**Written instruction:** Return all lines from the listing below in which the string "What" occurs.

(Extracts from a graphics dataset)
------------
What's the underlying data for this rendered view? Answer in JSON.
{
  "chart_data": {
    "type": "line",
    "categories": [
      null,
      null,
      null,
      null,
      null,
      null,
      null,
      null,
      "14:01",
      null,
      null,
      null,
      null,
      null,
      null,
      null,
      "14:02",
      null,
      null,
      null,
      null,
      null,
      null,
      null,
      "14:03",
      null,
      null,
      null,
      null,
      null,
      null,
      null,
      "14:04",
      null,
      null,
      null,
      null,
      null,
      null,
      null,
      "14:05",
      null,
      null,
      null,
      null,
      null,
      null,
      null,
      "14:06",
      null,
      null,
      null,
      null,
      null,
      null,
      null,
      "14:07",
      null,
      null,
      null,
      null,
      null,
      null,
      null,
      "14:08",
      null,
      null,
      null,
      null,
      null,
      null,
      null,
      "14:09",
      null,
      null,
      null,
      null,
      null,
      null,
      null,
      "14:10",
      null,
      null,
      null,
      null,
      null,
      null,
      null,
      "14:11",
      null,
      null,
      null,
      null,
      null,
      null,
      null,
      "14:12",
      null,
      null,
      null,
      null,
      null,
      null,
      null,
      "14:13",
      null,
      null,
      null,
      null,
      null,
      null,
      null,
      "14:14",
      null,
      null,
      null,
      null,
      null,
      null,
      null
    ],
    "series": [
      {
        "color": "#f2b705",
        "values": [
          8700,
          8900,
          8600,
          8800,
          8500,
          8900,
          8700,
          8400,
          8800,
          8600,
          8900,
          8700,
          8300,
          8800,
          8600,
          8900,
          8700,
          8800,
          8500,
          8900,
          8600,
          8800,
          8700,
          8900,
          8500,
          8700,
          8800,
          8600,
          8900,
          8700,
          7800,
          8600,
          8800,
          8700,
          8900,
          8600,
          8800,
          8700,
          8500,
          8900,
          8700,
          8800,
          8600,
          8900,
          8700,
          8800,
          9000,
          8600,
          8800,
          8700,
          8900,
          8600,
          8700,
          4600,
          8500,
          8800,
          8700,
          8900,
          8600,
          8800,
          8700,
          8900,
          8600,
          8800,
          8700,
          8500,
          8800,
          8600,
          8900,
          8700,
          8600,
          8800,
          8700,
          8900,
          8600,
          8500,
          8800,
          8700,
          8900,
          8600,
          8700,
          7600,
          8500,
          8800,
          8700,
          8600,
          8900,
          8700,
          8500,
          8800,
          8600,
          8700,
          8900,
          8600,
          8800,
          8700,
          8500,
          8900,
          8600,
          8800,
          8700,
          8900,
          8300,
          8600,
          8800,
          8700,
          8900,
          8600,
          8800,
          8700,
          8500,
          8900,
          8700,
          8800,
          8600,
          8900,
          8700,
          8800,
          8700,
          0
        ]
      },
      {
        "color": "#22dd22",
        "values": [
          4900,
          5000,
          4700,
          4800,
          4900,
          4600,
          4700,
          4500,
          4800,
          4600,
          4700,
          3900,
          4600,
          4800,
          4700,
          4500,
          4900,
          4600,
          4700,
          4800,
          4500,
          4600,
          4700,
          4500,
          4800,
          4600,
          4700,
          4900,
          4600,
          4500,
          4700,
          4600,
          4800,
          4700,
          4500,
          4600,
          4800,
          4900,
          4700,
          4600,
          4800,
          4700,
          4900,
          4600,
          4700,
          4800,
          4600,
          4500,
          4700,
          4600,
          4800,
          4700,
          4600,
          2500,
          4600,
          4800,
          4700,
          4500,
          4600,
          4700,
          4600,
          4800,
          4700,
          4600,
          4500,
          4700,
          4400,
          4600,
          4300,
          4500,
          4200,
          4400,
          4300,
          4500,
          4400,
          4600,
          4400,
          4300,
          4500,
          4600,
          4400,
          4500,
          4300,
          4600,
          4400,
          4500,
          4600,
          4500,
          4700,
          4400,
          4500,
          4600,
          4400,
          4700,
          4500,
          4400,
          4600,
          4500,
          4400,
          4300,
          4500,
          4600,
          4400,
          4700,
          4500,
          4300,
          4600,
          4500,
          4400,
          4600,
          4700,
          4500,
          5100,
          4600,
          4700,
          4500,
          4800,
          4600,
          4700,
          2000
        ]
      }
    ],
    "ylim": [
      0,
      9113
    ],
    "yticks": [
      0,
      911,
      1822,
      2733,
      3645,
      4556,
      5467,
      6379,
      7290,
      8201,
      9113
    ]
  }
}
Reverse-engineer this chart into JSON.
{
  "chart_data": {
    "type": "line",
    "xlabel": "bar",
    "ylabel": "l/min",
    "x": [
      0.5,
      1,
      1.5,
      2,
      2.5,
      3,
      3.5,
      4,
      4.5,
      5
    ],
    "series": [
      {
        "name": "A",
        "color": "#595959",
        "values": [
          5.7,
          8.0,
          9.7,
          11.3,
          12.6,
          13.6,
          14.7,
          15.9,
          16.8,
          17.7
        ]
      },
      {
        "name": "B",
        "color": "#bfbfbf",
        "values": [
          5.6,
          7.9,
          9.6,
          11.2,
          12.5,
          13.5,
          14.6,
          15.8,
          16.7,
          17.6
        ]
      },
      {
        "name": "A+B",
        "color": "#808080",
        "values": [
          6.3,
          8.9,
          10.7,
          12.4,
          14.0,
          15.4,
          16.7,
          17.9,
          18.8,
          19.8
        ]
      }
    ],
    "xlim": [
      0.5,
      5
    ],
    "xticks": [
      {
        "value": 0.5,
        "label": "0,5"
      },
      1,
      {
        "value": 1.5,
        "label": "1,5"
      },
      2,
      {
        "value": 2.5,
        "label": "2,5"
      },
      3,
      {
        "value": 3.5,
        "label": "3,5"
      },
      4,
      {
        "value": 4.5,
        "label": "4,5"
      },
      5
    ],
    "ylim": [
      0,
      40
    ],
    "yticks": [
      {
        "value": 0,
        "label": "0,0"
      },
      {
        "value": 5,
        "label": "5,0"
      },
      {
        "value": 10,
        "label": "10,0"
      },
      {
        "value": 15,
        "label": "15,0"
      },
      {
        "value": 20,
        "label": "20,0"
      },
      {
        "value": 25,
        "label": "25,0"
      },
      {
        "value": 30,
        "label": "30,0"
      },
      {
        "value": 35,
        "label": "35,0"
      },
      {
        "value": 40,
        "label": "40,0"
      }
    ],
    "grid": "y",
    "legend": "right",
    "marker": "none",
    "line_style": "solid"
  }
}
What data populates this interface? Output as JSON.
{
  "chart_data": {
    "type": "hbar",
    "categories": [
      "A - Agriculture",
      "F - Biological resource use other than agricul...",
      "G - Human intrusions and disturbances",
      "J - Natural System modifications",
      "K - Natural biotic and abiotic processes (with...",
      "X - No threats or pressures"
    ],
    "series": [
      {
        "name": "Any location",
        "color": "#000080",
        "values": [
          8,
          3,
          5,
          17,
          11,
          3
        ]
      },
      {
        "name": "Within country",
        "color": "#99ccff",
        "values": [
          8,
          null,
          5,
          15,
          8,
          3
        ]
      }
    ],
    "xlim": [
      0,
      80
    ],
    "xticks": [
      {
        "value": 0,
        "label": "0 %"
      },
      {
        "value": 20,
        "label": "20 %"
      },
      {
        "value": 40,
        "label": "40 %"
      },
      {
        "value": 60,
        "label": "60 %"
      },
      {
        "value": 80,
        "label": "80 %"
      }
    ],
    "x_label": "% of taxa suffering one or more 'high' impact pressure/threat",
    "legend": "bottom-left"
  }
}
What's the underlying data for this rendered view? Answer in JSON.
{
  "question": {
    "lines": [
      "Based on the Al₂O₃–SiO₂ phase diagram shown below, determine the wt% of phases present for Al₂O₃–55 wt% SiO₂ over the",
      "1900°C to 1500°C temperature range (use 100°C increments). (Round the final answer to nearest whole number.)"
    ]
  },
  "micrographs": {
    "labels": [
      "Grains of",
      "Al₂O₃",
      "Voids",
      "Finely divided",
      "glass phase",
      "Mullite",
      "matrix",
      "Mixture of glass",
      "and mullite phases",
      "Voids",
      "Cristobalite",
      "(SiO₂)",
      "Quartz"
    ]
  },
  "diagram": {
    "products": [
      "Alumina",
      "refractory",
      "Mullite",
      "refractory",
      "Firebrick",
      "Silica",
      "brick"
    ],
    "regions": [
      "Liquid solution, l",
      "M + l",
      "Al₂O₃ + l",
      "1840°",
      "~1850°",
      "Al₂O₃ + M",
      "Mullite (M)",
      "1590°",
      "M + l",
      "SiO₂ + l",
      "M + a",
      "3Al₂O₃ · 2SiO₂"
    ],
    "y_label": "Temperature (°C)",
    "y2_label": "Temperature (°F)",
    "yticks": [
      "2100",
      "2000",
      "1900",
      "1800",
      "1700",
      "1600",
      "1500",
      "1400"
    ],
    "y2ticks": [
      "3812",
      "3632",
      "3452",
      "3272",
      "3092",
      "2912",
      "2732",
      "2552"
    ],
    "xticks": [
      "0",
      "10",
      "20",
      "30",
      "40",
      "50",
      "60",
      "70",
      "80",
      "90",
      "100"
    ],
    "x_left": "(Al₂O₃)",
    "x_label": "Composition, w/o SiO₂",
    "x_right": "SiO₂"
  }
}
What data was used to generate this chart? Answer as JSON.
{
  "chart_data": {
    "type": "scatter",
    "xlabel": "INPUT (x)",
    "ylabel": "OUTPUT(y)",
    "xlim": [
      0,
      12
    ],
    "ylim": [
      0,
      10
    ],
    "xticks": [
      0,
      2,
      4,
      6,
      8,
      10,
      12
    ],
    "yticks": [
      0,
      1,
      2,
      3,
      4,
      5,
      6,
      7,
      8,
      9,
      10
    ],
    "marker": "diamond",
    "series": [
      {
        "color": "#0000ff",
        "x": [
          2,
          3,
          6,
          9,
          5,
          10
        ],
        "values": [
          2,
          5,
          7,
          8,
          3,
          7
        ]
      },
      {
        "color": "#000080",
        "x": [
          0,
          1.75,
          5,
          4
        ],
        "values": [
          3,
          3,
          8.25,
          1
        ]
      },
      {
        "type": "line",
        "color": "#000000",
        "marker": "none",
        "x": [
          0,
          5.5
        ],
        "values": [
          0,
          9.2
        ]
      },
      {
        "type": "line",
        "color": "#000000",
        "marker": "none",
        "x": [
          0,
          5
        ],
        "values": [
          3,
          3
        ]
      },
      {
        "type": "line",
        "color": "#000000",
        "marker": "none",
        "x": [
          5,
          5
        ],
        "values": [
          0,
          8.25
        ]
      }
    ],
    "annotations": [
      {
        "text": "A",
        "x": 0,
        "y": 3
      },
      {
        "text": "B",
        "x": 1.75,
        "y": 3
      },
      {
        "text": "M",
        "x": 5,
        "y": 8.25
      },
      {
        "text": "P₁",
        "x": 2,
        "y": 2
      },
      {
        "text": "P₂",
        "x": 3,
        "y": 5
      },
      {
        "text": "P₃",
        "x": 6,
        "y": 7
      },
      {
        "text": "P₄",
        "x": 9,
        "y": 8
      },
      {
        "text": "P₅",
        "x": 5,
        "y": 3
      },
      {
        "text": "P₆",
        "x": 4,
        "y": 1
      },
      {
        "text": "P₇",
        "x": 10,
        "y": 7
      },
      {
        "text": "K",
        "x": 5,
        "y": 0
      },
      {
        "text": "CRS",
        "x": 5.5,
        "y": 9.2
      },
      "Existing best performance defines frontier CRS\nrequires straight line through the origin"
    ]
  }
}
------------
**The response:**
What's the underlying data for this rendered view? Answer in JSON.
What data populates this interface? Output as JSON.
What's the underlying data for this rendered view? Answer in JSON.
What data was used to generate this chart? Answer as JSON.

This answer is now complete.